=== Work required ===
Tally every line of the listing where the string "funding" is found, and state the total alone.

=== Provided entries ===
════

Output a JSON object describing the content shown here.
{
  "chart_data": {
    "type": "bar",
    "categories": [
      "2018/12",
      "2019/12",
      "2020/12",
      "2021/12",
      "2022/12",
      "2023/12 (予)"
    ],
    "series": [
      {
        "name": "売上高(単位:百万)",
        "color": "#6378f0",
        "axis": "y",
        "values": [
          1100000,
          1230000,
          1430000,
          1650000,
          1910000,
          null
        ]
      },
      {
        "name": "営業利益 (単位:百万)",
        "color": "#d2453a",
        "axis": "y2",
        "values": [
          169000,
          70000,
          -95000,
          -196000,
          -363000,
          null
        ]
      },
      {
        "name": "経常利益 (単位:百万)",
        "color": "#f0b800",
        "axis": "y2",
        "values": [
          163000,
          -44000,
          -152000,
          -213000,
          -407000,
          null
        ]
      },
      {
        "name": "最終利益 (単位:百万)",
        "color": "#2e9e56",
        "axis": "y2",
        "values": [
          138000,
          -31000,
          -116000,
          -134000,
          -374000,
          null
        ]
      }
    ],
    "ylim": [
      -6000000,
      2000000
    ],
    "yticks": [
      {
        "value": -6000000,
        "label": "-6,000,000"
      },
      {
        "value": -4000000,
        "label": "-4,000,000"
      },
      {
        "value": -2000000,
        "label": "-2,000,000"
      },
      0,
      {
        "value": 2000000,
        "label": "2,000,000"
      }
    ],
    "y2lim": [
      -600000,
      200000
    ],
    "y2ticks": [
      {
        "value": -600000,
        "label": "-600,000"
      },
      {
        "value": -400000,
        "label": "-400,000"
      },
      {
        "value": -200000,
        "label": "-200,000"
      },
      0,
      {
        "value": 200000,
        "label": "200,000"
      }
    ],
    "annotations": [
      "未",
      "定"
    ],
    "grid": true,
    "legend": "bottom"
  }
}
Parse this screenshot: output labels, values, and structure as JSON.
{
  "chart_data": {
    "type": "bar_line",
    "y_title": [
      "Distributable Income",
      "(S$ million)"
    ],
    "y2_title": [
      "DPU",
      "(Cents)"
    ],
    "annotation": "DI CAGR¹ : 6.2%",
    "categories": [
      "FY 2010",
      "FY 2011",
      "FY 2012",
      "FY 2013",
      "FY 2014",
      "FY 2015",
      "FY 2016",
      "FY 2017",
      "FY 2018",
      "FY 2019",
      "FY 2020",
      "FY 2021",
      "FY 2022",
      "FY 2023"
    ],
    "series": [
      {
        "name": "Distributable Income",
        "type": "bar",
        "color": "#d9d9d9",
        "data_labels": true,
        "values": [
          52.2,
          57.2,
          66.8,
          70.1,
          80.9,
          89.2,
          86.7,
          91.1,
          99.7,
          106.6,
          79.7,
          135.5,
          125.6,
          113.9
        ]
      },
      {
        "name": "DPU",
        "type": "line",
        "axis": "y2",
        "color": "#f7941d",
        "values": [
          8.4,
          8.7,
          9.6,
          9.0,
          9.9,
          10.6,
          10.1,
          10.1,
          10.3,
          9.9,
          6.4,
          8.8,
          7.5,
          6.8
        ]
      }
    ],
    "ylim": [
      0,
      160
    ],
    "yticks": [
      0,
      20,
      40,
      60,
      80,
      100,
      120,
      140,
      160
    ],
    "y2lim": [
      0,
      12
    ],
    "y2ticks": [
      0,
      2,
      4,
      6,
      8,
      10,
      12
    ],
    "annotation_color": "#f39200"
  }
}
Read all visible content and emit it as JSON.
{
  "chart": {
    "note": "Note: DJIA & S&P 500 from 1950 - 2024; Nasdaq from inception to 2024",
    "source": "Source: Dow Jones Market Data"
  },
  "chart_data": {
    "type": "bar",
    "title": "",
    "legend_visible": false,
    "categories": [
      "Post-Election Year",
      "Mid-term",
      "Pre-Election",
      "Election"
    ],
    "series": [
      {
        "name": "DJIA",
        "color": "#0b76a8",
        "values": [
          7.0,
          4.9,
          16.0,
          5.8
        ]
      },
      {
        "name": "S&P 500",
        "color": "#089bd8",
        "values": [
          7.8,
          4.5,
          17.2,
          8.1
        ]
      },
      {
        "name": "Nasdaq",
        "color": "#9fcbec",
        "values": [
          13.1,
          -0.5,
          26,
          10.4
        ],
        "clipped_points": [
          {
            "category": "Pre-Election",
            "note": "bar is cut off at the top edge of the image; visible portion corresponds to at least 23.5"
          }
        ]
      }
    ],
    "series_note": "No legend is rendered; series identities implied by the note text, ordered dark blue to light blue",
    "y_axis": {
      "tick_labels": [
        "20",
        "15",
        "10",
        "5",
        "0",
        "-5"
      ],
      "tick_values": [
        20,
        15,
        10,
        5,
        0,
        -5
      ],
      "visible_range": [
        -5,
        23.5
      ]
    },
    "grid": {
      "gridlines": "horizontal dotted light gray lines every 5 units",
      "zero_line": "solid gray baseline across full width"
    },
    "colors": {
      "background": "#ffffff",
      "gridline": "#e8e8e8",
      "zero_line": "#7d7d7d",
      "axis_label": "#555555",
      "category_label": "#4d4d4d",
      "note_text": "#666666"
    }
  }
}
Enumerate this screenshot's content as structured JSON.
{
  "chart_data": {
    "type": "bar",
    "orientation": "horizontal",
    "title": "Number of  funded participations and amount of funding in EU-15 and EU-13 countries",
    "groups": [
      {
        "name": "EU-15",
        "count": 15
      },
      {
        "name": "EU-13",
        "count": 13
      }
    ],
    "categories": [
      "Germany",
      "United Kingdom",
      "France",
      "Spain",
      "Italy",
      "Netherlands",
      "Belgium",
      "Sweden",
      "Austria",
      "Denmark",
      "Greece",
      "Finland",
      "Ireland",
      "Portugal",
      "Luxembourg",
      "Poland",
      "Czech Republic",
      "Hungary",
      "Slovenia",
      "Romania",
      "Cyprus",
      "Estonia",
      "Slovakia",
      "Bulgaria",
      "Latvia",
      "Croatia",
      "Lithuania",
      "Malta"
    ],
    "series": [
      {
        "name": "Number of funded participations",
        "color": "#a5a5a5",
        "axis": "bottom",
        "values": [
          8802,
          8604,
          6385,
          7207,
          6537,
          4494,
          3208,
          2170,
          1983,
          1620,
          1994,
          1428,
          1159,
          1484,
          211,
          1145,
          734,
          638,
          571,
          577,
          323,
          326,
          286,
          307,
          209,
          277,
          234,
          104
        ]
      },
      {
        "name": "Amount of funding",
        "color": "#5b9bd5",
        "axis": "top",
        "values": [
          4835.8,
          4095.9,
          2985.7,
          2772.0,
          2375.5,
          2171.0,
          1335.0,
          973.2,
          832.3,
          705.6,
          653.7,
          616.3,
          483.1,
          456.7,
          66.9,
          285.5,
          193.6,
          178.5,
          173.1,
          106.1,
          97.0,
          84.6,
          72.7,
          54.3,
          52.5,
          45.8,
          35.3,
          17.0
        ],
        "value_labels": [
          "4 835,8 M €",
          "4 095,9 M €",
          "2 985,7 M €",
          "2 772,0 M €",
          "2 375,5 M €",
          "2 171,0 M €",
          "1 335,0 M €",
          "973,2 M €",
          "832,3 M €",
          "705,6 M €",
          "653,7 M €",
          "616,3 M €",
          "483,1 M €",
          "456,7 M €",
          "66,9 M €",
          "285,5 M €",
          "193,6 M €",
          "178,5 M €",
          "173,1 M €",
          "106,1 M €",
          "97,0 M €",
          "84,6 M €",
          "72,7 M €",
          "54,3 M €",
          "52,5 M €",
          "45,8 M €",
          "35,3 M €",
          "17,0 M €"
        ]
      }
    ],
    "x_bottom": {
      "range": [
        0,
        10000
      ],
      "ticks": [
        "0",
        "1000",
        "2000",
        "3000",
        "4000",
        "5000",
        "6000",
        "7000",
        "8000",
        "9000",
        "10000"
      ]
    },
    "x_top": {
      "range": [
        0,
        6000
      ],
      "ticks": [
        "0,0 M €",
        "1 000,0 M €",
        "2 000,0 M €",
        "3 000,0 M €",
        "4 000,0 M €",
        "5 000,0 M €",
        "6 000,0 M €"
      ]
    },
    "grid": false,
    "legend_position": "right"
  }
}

════

=== Solved problem ===
2